* GOAL OF THE EXERCISE: Where the string "true" occurs in the material below, report the whole line.

* RECORDS:
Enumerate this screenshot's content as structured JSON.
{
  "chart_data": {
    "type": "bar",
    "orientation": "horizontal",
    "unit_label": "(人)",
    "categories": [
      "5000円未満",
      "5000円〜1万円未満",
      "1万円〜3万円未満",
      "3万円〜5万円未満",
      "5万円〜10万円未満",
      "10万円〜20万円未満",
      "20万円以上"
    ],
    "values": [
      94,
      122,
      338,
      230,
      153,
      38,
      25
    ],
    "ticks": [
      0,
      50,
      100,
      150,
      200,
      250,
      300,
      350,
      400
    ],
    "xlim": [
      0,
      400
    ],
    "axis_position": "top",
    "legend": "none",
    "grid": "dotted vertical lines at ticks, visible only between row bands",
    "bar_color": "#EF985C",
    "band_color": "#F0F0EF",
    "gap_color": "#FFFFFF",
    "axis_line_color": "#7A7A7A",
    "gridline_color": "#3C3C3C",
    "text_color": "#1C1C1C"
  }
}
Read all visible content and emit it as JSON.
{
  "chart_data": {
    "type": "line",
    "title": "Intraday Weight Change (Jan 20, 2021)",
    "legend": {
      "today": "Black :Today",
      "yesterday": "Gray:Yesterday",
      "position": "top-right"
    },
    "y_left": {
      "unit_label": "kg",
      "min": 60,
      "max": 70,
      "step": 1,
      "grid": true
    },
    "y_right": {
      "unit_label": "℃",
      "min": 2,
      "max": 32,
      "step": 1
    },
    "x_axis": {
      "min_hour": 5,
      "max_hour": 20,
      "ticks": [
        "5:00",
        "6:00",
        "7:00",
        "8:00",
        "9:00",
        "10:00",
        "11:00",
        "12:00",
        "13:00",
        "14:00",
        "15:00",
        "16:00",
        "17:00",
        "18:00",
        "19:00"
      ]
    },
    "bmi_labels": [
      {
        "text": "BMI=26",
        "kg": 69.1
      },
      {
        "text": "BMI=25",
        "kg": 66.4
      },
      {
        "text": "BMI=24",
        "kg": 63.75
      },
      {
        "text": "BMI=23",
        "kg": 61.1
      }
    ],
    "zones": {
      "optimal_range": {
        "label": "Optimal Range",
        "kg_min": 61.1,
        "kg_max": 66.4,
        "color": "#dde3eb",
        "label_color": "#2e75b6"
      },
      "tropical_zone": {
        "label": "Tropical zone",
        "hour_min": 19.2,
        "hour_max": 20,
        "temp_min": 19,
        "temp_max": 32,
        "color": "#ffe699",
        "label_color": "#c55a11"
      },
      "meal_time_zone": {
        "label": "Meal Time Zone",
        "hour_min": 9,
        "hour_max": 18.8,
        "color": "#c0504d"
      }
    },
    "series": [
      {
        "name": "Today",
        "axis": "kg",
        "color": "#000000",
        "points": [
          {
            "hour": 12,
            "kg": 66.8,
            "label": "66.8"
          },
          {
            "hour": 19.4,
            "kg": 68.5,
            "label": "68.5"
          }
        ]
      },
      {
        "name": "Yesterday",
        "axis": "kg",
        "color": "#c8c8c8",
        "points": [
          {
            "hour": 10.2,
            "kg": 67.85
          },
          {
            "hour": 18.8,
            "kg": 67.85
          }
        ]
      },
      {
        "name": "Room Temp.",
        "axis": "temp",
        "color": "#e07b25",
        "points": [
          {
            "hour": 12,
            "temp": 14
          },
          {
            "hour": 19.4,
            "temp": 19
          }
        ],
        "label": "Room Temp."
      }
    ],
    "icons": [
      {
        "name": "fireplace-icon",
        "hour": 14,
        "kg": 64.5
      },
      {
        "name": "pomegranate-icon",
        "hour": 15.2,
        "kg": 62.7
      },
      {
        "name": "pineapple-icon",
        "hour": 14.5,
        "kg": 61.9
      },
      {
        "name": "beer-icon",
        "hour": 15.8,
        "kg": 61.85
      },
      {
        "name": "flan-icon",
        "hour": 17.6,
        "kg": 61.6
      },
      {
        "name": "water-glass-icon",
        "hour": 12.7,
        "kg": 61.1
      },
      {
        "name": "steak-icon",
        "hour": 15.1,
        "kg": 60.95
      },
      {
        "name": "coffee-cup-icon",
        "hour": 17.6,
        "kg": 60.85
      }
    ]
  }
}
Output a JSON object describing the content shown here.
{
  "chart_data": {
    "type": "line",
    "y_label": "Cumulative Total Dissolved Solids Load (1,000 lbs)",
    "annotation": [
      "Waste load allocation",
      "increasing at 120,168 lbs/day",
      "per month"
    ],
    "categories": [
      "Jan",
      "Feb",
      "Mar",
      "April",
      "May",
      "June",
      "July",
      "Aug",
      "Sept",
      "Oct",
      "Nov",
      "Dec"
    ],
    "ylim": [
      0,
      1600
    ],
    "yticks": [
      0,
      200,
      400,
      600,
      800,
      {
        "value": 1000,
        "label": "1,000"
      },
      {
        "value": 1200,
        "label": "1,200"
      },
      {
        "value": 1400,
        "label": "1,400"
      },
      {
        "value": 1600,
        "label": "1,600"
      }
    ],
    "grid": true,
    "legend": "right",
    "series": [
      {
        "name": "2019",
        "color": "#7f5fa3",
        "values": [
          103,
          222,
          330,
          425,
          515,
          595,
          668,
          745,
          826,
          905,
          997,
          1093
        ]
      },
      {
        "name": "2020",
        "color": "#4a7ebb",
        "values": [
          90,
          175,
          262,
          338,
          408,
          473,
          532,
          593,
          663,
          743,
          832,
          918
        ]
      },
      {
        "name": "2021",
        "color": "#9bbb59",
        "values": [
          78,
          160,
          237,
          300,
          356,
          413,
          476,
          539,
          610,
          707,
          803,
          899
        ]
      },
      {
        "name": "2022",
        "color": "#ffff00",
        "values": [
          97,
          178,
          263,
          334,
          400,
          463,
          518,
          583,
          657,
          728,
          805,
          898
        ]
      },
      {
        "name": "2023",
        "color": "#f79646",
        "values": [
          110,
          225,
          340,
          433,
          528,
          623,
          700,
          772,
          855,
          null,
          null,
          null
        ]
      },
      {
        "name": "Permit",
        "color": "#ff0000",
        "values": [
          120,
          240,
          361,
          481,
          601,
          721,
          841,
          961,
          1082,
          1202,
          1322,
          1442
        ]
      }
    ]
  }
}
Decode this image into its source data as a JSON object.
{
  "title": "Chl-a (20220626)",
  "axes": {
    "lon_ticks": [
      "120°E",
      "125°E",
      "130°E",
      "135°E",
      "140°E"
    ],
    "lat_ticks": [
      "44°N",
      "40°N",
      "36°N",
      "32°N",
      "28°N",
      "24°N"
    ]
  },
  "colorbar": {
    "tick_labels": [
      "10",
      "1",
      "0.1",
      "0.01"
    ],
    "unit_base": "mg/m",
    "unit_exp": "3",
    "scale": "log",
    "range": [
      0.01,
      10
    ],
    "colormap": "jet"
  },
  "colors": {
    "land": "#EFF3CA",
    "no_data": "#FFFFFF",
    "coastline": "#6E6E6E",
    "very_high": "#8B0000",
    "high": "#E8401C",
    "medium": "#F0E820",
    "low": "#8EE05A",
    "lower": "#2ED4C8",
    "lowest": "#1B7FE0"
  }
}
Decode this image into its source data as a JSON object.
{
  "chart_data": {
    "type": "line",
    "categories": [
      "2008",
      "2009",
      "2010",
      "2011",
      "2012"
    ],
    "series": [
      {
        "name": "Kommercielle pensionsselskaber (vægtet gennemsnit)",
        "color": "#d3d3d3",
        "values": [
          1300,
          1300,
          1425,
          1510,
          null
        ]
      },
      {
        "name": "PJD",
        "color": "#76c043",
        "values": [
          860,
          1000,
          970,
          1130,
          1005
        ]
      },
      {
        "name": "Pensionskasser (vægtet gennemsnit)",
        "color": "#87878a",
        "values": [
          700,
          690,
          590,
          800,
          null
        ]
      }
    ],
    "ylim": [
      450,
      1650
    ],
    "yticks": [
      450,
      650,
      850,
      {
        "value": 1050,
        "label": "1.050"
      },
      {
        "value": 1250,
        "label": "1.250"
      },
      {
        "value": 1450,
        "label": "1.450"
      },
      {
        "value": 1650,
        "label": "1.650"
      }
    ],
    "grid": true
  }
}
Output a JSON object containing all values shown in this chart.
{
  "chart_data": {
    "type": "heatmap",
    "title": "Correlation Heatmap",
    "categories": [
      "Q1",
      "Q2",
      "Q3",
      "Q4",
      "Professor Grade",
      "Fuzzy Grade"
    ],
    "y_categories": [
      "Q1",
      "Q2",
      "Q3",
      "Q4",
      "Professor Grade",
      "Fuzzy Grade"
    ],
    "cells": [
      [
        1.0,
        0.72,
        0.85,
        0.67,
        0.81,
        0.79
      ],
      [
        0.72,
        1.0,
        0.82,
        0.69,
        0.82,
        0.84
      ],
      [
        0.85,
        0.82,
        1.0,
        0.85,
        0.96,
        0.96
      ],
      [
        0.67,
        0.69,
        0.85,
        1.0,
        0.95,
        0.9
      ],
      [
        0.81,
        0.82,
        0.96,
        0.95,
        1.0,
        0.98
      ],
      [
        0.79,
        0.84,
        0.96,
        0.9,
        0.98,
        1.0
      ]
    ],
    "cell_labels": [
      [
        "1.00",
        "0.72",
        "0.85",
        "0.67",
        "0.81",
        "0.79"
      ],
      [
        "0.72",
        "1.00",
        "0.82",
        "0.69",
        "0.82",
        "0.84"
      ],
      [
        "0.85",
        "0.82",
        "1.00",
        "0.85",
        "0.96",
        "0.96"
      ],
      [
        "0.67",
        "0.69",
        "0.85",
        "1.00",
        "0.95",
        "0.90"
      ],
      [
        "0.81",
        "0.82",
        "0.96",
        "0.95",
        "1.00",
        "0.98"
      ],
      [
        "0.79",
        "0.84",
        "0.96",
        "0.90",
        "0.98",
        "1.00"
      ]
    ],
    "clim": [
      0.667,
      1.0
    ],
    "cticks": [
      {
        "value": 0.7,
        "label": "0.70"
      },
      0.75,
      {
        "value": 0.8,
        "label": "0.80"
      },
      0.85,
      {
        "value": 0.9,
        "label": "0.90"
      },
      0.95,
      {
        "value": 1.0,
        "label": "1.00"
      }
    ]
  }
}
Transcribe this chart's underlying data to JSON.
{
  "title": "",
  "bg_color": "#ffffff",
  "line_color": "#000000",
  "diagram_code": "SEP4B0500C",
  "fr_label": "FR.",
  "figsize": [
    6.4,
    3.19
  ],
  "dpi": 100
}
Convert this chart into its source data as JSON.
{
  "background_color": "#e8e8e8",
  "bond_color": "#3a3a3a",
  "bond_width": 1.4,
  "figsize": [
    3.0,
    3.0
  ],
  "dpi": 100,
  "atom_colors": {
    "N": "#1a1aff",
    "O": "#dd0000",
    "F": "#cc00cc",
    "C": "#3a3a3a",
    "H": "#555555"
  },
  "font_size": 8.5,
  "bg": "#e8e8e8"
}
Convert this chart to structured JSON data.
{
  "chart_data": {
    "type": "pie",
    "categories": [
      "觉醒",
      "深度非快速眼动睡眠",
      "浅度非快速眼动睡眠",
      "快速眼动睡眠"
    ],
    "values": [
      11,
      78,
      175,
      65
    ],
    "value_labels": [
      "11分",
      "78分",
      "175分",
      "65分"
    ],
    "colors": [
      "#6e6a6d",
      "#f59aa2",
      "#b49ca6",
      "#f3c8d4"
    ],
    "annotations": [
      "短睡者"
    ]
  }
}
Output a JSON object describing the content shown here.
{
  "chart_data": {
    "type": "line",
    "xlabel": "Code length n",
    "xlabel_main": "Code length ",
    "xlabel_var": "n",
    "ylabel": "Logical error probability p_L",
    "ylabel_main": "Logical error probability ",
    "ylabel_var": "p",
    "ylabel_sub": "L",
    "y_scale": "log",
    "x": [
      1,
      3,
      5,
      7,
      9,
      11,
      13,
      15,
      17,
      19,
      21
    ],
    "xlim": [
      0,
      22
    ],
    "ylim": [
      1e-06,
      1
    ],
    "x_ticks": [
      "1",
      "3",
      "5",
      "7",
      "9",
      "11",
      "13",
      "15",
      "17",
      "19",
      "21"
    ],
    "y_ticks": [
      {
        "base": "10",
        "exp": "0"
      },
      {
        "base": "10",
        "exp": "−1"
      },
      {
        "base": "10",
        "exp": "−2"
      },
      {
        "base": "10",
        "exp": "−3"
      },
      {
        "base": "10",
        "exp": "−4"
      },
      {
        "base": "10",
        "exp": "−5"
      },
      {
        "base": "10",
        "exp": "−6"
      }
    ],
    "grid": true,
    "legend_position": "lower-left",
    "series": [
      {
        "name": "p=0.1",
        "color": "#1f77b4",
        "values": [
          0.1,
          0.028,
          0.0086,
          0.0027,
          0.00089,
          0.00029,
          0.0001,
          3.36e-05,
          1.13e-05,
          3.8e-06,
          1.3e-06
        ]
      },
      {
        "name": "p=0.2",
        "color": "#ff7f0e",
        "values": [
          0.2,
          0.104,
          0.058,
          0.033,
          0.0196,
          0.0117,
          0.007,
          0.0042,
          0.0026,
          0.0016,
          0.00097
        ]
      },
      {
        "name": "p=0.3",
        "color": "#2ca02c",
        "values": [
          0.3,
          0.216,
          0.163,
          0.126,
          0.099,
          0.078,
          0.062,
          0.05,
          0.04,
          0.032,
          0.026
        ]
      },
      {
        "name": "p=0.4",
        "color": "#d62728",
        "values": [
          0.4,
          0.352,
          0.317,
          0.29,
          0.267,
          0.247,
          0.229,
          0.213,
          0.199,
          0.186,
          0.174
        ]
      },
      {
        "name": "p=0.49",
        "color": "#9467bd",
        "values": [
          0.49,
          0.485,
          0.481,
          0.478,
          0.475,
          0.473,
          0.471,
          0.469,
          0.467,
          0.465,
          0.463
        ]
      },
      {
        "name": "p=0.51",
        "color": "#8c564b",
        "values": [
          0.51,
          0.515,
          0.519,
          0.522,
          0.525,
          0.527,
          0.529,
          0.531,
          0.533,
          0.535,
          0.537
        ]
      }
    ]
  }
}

* SOLUTION FOR THIS EXERCISE:
      "grid": true
    "grid": true,
    "grid": true
    "grid": true,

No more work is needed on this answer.